Extracted records:
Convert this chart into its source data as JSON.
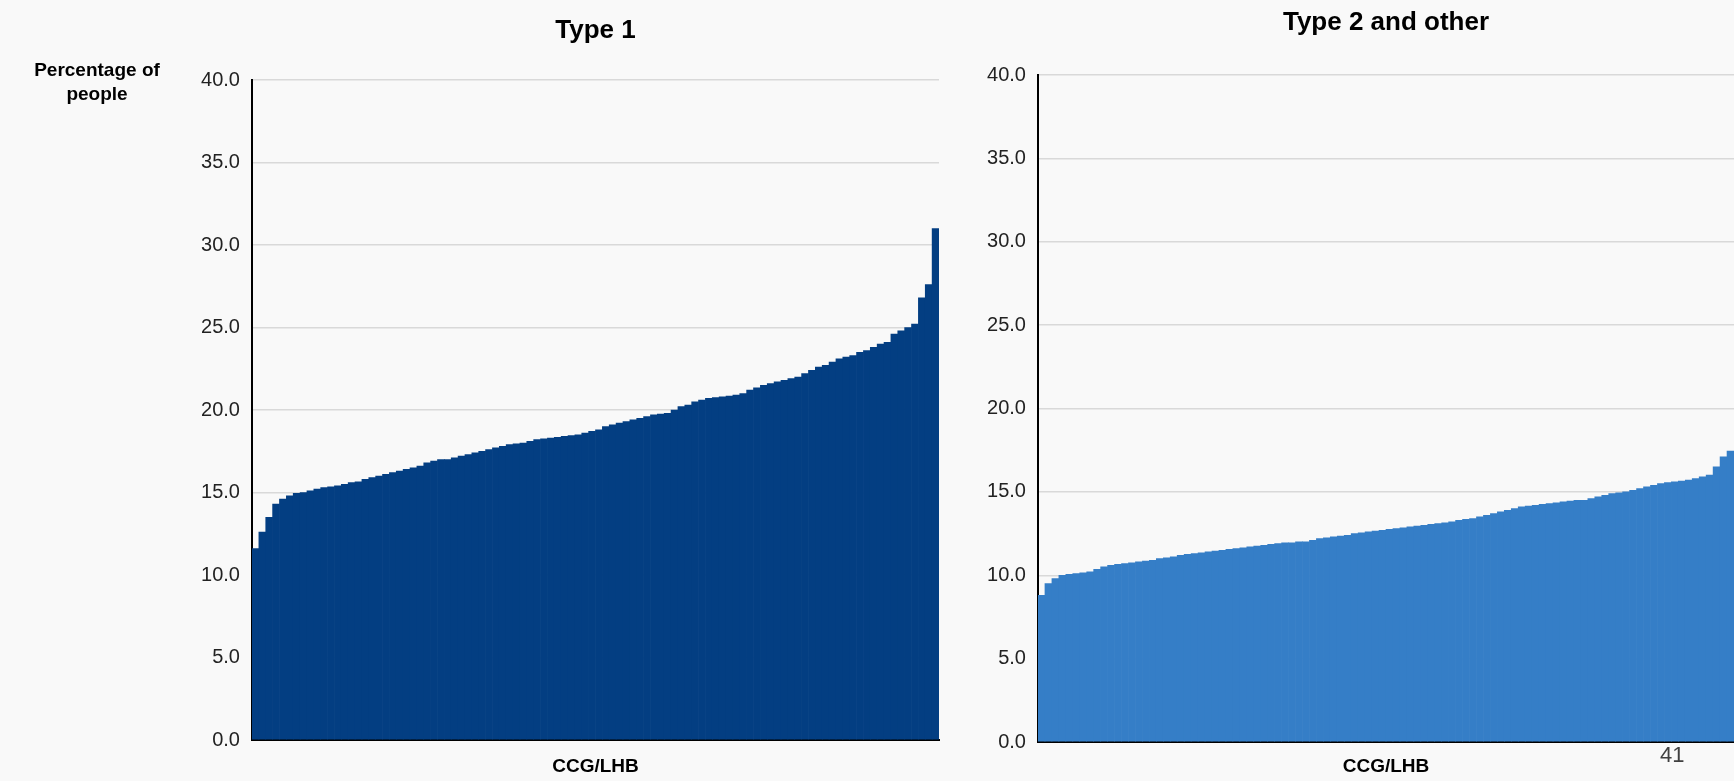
{
  "chart_data": [
    {
      "type": "bar",
      "title": "Type 1",
      "ylabel": "Percentage of people",
      "xlabel": "CCG/LHB",
      "color": "#033e82",
      "grid": "y",
      "ylim": [
        0,
        40
      ],
      "yticks": [
        {
          "value": 0,
          "label": "0.0"
        },
        {
          "value": 5,
          "label": "5.0"
        },
        {
          "value": 10,
          "label": "10.0"
        },
        {
          "value": 15,
          "label": "15.0"
        },
        {
          "value": 20,
          "label": "20.0"
        },
        {
          "value": 25,
          "label": "25.0"
        },
        {
          "value": 30,
          "label": "30.0"
        },
        {
          "value": 35,
          "label": "35.0"
        },
        {
          "value": 40,
          "label": "40.0"
        }
      ],
      "categories": [
        null,
        null,
        null,
        null,
        null,
        null,
        null,
        null,
        null,
        null,
        null,
        null,
        null,
        null,
        null,
        null,
        null,
        null,
        null,
        null,
        null,
        null,
        null,
        null,
        null,
        null,
        null,
        null,
        null,
        null,
        null,
        null,
        null,
        null,
        null,
        null,
        null,
        null,
        null,
        null,
        null,
        null,
        null,
        null,
        null,
        null,
        null,
        null,
        null,
        null,
        null,
        null,
        null,
        null,
        null,
        null,
        null,
        null,
        null,
        null,
        null,
        null,
        null,
        null,
        null,
        null,
        null,
        null,
        null,
        null,
        null,
        null,
        null,
        null,
        null,
        null,
        null,
        null,
        null,
        null,
        null,
        null,
        null,
        null,
        null,
        null,
        null,
        null,
        null,
        null,
        null,
        null,
        null,
        null,
        null,
        null,
        null,
        null,
        null,
        null
      ],
      "values": [
        11.6,
        12.6,
        13.5,
        14.3,
        14.6,
        14.8,
        14.95,
        15.0,
        15.1,
        15.2,
        15.3,
        15.35,
        15.4,
        15.5,
        15.6,
        15.65,
        15.8,
        15.9,
        16.0,
        16.1,
        16.2,
        16.3,
        16.4,
        16.5,
        16.6,
        16.8,
        16.9,
        17.0,
        17.0,
        17.1,
        17.2,
        17.3,
        17.4,
        17.5,
        17.6,
        17.7,
        17.8,
        17.9,
        17.95,
        18.0,
        18.1,
        18.2,
        18.25,
        18.3,
        18.35,
        18.4,
        18.45,
        18.5,
        18.6,
        18.7,
        18.8,
        19.0,
        19.1,
        19.2,
        19.3,
        19.4,
        19.5,
        19.6,
        19.7,
        19.75,
        19.8,
        20.0,
        20.2,
        20.3,
        20.5,
        20.6,
        20.7,
        20.75,
        20.8,
        20.85,
        20.9,
        21.0,
        21.2,
        21.35,
        21.5,
        21.6,
        21.7,
        21.8,
        21.9,
        22.0,
        22.2,
        22.4,
        22.6,
        22.7,
        22.9,
        23.1,
        23.2,
        23.3,
        23.5,
        23.6,
        23.8,
        24.0,
        24.1,
        24.6,
        24.8,
        25.0,
        25.2,
        26.8,
        27.6,
        31.0
      ]
    },
    {
      "type": "bar",
      "title": "Type 2 and other",
      "xlabel": "CCG/LHB",
      "color": "#357ec7",
      "grid": "y",
      "annotations": [
        "41"
      ],
      "ylim": [
        0,
        40
      ],
      "yticks": [
        {
          "value": 0,
          "label": "0.0"
        },
        {
          "value": 5,
          "label": "5.0"
        },
        {
          "value": 10,
          "label": "10.0"
        },
        {
          "value": 15,
          "label": "15.0"
        },
        {
          "value": 20,
          "label": "20.0"
        },
        {
          "value": 25,
          "label": "25.0"
        },
        {
          "value": 30,
          "label": "30.0"
        },
        {
          "value": 35,
          "label": "35.0"
        },
        {
          "value": 40,
          "label": "40.0"
        }
      ],
      "categories": [
        null,
        null,
        null,
        null,
        null,
        null,
        null,
        null,
        null,
        null,
        null,
        null,
        null,
        null,
        null,
        null,
        null,
        null,
        null,
        null,
        null,
        null,
        null,
        null,
        null,
        null,
        null,
        null,
        null,
        null,
        null,
        null,
        null,
        null,
        null,
        null,
        null,
        null,
        null,
        null,
        null,
        null,
        null,
        null,
        null,
        null,
        null,
        null,
        null,
        null,
        null,
        null,
        null,
        null,
        null,
        null,
        null,
        null,
        null,
        null,
        null,
        null,
        null,
        null,
        null,
        null,
        null,
        null,
        null,
        null,
        null,
        null,
        null,
        null,
        null,
        null,
        null,
        null,
        null,
        null,
        null,
        null,
        null,
        null,
        null,
        null,
        null,
        null,
        null,
        null,
        null,
        null,
        null,
        null,
        null,
        null,
        null,
        null,
        null,
        null
      ],
      "values": [
        8.8,
        9.5,
        9.8,
        10.0,
        10.05,
        10.1,
        10.15,
        10.2,
        10.35,
        10.5,
        10.6,
        10.65,
        10.7,
        10.75,
        10.8,
        10.85,
        10.9,
        11.0,
        11.05,
        11.1,
        11.2,
        11.25,
        11.3,
        11.35,
        11.4,
        11.45,
        11.5,
        11.55,
        11.6,
        11.65,
        11.7,
        11.75,
        11.8,
        11.85,
        11.9,
        11.95,
        11.95,
        12.0,
        12.0,
        12.1,
        12.2,
        12.25,
        12.3,
        12.35,
        12.4,
        12.5,
        12.55,
        12.6,
        12.65,
        12.7,
        12.75,
        12.8,
        12.85,
        12.9,
        12.95,
        13.0,
        13.05,
        13.1,
        13.15,
        13.2,
        13.3,
        13.35,
        13.4,
        13.5,
        13.6,
        13.7,
        13.8,
        13.9,
        14.0,
        14.1,
        14.15,
        14.2,
        14.25,
        14.3,
        14.35,
        14.4,
        14.45,
        14.5,
        14.5,
        14.6,
        14.7,
        14.8,
        14.9,
        14.95,
        15.0,
        15.1,
        15.2,
        15.3,
        15.4,
        15.5,
        15.55,
        15.6,
        15.65,
        15.7,
        15.8,
        15.9,
        16.0,
        16.5,
        17.1,
        17.45
      ]
    }
  ]
}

▶ [Task description]
Without including any pictures, print each record exactly.

▶ [Solution to this problem]
Convert this chart into its source data as JSON.
{
  "chart_data": [
    {
      "type": "bar",
      "title": "Type 1",
      "ylabel": "Percentage of people",
      "xlabel": "CCG/LHB",
      "color": "#033e82",
      "grid": "y",
      "ylim": [
        0,
        40
      ],
      "yticks": [
        {
          "value": 0,
          "label": "0.0"
        },
        {
          "value": 5,
          "label": "5.0"
        },
        {
          "value": 10,
          "label": "10.0"
        },
        {
          "value": 15,
          "label": "15.0"
        },
        {
          "value": 20,
          "label": "20.0"
        },
        {
          "value": 25,
          "label": "25.0"
        },
        {
          "value": 30,
          "label": "30.0"
        },
        {
          "value": 35,
          "label": "35.0"
        },
        {
          "value": 40,
          "label": "40.0"
        }
      ],
      "categories": [
        null,
        null,
        null,
        null,
        null,
        null,
        null,
        null,
        null,
        null,
        null,
        null,
        null,
        null,
        null,
        null,
        null,
        null,
        null,
        null,
        null,
        null,
        null,
        null,
        null,
        null,
        null,
        null,
        null,
        null,
        null,
        null,
        null,
        null,
        null,
        null,
        null,
        null,
        null,
        null,
        null,
        null,
        null,
        null,
        null,
        null,
        null,
        null,
        null,
        null,
        null,
        null,
        null,
        null,
        null,
        null,
        null,
        null,
        null,
        null,
        null,
        null,
        null,
        null,
        null,
        null,
        null,
        null,
        null,
        null,
        null,
        null,
        null,
        null,
        null,
        null,
        null,
        null,
        null,
        null,
        null,
        null,
        null,
        null,
        null,
        null,
        null,
        null,
        null,
        null,
        null,
        null,
        null,
        null,
        null,
        null,
        null,
        null,
        null,
        null
      ],
      "values": [
        11.6,
        12.6,
        13.5,
        14.3,
        14.6,
        14.8,
        14.95,
        15.0,
        15.1,
        15.2,
        15.3,
        15.35,
        15.4,
        15.5,
        15.6,
        15.65,
        15.8,
        15.9,
        16.0,
        16.1,
        16.2,
        16.3,
        16.4,
        16.5,
        16.6,
        16.8,
        16.9,
        17.0,
        17.0,
        17.1,
        17.2,
        17.3,
        17.4,
        17.5,
        17.6,
        17.7,
        17.8,
        17.9,
        17.95,
        18.0,
        18.1,
        18.2,
        18.25,
        18.3,
        18.35,
        18.4,
        18.45,
        18.5,
        18.6,
        18.7,
        18.8,
        19.0,
        19.1,
        19.2,
        19.3,
        19.4,
        19.5,
        19.6,
        19.7,
        19.75,
        19.8,
        20.0,
        20.2,
        20.3,
        20.5,
        20.6,
        20.7,
        20.75,
        20.8,
        20.85,
        20.9,
        21.0,
        21.2,
        21.35,
        21.5,
        21.6,
        21.7,
        21.8,
        21.9,
        22.0,
        22.2,
        22.4,
        22.6,
        22.7,
        22.9,
        23.1,
        23.2,
        23.3,
        23.5,
        23.6,
        23.8,
        24.0,
        24.1,
        24.6,
        24.8,
        25.0,
        25.2,
        26.8,
        27.6,
        31.0
      ]
    },
    {
      "type": "bar",
      "title": "Type 2 and other",
      "xlabel": "CCG/LHB",
      "color": "#357ec7",
      "grid": "y",
      "annotations": [
        "41"
      ],
      "ylim": [
        0,
        40
      ],
      "yticks": [
        {
          "value": 0,
          "label": "0.0"
        },
        {
          "value": 5,
          "label": "5.0"
        },
        {
          "value": 10,
          "label": "10.0"
        },
        {
          "value": 15,
          "label": "15.0"
        },
        {
          "value": 20,
          "label": "20.0"
        },
        {
          "value": 25,
          "label": "25.0"
        },
        {
          "value": 30,
          "label": "30.0"
        },
        {
          "value": 35,
          "label": "35.0"
        },
        {
          "value": 40,
          "label": "40.0"
        }
      ],
      "categories": [
        null,
        null,
        null,
        null,
        null,
        null,
        null,
        null,
        null,
        null,
        null,
        null,
        null,
        null,
        null,
        null,
        null,
        null,
        null,
        null,
        null,
        null,
        null,
        null,
        null,
        null,
        null,
        null,
        null,
        null,
        null,
        null,
        null,
        null,
        null,
        null,
        null,
        null,
        null,
        null,
        null,
        null,
        null,
        null,
        null,
        null,
        null,
        null,
        null,
        null,
        null,
        null,
        null,
        null,
        null,
        null,
        null,
        null,
        null,
        null,
        null,
        null,
        null,
        null,
        null,
        null,
        null,
        null,
        null,
        null,
        null,
        null,
        null,
        null,
        null,
        null,
        null,
        null,
        null,
        null,
        null,
        null,
        null,
        null,
        null,
        null,
        null,
        null,
        null,
        null,
        null,
        null,
        null,
        null,
        null,
        null,
        null,
        null,
        null,
        null
      ],
      "values": [
        8.8,
        9.5,
        9.8,
        10.0,
        10.05,
        10.1,
        10.15,
        10.2,
        10.35,
        10.5,
        10.6,
        10.65,
        10.7,
        10.75,
        10.8,
        10.85,
        10.9,
        11.0,
        11.05,
        11.1,
        11.2,
        11.25,
        11.3,
        11.35,
        11.4,
        11.45,
        11.5,
        11.55,
        11.6,
        11.65,
        11.7,
        11.75,
        11.8,
        11.85,
        11.9,
        11.95,
        11.95,
        12.0,
        12.0,
        12.1,
        12.2,
        12.25,
        12.3,
        12.35,
        12.4,
        12.5,
        12.55,
        12.6,
        12.65,
        12.7,
        12.75,
        12.8,
        12.85,
        12.9,
        12.95,
        13.0,
        13.05,
        13.1,
        13.15,
        13.2,
        13.3,
        13.35,
        13.4,
        13.5,
        13.6,
        13.7,
        13.8,
        13.9,
        14.0,
        14.1,
        14.15,
        14.2,
        14.25,
        14.3,
        14.35,
        14.4,
        14.45,
        14.5,
        14.5,
        14.6,
        14.7,
        14.8,
        14.9,
        14.95,
        15.0,
        15.1,
        15.2,
        15.3,
        15.4,
        15.5,
        15.55,
        15.6,
        15.65,
        15.7,
        15.8,
        15.9,
        16.0,
        16.5,
        17.1,
        17.45
      ]
    }
  ]
}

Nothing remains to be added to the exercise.